## Given problem
Select all lines in the records that include "xlabel".

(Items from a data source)
------------

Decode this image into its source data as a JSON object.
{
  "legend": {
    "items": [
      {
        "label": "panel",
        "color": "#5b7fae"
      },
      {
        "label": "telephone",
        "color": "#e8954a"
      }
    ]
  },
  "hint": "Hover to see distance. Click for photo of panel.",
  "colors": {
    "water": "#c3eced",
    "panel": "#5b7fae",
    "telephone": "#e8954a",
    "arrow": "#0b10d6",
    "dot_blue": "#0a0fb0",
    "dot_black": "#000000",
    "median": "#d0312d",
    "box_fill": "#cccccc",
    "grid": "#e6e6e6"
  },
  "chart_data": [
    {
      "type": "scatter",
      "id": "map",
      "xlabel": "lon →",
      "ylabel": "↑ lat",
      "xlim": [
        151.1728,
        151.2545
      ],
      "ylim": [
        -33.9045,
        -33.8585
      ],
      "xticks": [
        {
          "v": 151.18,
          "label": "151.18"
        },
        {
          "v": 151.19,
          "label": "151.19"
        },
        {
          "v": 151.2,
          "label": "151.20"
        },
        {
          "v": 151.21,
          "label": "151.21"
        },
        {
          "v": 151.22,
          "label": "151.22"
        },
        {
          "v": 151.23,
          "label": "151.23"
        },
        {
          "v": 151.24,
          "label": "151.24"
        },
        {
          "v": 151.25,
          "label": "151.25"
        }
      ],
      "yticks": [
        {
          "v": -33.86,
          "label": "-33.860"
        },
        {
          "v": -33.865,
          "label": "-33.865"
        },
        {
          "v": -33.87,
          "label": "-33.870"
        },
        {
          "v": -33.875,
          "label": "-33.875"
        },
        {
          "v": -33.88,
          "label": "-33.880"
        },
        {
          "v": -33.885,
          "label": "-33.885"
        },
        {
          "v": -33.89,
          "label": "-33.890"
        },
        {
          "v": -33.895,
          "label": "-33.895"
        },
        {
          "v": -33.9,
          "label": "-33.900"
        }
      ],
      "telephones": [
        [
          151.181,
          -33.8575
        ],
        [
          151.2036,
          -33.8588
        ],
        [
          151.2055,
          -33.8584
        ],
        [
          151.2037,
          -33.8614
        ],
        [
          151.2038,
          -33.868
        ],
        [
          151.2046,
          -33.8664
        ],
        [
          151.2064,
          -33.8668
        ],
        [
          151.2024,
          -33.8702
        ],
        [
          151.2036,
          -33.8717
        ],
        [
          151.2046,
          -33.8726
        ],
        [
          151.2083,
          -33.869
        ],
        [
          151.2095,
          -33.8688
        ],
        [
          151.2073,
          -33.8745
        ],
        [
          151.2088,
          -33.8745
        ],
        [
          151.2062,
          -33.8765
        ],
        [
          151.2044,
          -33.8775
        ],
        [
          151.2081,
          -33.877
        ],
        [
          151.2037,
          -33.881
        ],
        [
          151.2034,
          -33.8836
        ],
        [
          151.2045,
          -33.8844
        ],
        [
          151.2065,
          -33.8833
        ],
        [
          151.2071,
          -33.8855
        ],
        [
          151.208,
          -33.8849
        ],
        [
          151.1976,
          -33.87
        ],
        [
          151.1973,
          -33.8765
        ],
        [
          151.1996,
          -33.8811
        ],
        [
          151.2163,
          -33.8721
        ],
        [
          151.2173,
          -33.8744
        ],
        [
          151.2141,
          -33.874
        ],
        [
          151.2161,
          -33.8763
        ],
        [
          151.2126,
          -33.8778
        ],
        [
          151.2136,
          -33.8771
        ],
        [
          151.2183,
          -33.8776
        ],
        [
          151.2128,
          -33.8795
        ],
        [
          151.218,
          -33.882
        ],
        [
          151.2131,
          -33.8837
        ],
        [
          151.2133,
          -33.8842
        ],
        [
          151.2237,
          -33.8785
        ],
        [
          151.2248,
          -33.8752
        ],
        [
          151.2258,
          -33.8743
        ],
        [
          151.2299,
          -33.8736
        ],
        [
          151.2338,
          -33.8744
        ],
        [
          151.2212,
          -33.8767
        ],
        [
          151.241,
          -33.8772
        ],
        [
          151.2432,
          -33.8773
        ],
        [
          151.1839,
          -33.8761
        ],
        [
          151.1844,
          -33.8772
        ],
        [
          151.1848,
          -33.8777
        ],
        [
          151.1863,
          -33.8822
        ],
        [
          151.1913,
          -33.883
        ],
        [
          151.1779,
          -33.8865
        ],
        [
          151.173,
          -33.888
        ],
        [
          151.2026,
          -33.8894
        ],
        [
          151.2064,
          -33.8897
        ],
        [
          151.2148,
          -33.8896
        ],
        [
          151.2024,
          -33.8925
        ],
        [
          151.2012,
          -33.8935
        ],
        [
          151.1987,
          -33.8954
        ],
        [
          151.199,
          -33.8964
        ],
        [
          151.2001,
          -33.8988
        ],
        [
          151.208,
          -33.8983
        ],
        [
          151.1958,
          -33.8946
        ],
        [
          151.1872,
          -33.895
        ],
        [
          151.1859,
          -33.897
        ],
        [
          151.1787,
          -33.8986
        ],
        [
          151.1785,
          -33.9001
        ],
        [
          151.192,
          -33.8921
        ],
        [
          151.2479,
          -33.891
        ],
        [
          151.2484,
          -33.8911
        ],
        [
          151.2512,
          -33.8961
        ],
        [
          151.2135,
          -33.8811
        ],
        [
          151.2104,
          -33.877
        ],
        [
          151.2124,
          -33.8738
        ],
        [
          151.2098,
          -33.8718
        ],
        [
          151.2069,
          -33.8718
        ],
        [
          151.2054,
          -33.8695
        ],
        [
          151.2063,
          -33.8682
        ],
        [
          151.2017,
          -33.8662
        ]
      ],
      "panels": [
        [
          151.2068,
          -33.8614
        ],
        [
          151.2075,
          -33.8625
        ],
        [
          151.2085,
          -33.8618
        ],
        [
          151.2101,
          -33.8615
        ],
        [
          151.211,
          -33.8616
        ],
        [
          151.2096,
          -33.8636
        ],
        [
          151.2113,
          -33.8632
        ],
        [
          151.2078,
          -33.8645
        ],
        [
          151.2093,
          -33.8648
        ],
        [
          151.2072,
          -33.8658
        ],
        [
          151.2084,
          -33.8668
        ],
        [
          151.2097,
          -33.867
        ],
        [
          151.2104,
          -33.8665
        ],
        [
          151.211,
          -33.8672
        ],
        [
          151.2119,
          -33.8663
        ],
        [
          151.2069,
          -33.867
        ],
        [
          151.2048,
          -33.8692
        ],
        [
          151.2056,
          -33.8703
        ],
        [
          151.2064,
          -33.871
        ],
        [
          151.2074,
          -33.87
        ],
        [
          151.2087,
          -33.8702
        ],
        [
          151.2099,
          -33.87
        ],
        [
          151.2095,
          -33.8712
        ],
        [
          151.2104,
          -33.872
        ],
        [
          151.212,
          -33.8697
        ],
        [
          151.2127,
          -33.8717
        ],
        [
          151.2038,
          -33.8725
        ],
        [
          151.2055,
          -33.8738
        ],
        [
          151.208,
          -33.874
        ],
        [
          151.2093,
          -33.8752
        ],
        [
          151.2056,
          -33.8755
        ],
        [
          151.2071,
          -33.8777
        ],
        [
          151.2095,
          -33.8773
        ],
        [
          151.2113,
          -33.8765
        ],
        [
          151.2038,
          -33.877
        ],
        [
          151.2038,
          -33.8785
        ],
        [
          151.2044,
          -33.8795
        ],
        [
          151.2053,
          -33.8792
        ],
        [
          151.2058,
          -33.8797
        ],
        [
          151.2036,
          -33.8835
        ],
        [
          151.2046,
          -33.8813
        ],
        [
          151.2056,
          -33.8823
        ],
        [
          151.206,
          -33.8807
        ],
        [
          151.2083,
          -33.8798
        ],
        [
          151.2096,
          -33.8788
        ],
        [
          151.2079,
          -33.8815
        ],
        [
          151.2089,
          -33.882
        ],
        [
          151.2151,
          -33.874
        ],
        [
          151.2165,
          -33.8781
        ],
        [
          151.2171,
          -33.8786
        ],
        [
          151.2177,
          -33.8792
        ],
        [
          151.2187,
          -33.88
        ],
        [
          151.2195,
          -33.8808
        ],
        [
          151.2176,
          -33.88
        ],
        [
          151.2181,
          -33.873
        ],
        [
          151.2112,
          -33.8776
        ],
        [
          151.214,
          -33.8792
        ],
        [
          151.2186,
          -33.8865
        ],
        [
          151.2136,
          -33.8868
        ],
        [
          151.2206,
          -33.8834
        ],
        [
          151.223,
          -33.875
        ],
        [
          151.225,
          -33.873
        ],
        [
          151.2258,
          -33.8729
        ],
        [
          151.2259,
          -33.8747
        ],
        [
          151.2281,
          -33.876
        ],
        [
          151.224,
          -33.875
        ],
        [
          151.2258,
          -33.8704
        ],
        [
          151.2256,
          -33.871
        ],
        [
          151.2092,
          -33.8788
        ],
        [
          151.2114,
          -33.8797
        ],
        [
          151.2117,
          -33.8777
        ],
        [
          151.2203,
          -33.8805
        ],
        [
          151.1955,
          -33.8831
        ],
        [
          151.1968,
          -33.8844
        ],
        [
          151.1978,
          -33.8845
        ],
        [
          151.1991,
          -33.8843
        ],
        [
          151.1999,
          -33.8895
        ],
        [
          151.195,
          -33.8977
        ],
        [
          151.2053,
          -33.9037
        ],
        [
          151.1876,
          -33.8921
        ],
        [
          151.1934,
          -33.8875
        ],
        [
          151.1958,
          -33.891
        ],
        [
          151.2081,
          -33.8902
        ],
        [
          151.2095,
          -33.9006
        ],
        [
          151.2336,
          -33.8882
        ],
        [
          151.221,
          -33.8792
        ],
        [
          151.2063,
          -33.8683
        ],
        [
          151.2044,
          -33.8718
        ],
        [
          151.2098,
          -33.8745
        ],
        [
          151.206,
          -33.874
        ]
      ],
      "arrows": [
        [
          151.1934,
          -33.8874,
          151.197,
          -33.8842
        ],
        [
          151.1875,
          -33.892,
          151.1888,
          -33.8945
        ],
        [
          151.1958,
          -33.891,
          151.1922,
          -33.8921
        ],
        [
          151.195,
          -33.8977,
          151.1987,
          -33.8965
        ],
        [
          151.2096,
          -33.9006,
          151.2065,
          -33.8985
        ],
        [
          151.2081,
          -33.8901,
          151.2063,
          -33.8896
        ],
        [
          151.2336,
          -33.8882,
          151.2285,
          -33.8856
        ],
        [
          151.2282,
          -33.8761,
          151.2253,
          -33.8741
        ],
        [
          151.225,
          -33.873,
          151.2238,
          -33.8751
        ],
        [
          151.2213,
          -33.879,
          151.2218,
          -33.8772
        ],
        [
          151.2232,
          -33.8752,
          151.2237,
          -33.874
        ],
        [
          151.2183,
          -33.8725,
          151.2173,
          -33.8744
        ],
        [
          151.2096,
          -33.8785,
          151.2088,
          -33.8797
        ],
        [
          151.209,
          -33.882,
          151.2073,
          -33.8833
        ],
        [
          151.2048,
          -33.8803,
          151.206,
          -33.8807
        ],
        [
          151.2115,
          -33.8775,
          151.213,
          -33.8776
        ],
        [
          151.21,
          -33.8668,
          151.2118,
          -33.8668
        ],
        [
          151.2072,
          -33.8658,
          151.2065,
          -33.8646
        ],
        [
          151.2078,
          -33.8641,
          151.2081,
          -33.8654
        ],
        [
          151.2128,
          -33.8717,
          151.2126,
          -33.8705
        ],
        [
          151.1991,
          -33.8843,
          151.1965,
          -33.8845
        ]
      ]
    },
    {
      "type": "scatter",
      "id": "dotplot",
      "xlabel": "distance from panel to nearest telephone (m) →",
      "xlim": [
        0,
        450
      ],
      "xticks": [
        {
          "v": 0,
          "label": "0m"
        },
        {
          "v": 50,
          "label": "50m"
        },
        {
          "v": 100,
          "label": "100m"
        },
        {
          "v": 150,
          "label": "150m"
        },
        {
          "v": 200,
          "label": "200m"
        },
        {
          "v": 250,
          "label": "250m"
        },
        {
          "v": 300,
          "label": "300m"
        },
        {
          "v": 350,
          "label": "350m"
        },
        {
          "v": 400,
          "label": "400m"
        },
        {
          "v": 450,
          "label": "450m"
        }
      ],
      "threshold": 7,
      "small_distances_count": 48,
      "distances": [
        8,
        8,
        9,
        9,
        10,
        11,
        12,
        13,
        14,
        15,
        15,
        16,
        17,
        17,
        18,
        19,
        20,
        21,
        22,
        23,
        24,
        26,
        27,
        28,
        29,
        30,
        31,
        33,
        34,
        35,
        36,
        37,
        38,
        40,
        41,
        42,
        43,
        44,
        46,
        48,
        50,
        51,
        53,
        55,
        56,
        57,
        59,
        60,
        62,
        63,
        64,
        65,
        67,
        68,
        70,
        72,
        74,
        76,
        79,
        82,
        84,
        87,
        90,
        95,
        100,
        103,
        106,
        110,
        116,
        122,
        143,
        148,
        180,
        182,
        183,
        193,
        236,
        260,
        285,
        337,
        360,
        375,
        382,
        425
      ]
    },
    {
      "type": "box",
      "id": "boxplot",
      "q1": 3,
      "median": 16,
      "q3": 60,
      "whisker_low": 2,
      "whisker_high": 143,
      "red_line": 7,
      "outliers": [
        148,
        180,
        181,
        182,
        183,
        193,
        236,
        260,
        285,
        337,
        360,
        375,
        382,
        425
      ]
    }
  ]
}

------------

## Expected answer
      "xlabel": "lon →",
      "xlabel": "distance from panel to nearest telephone (m) →",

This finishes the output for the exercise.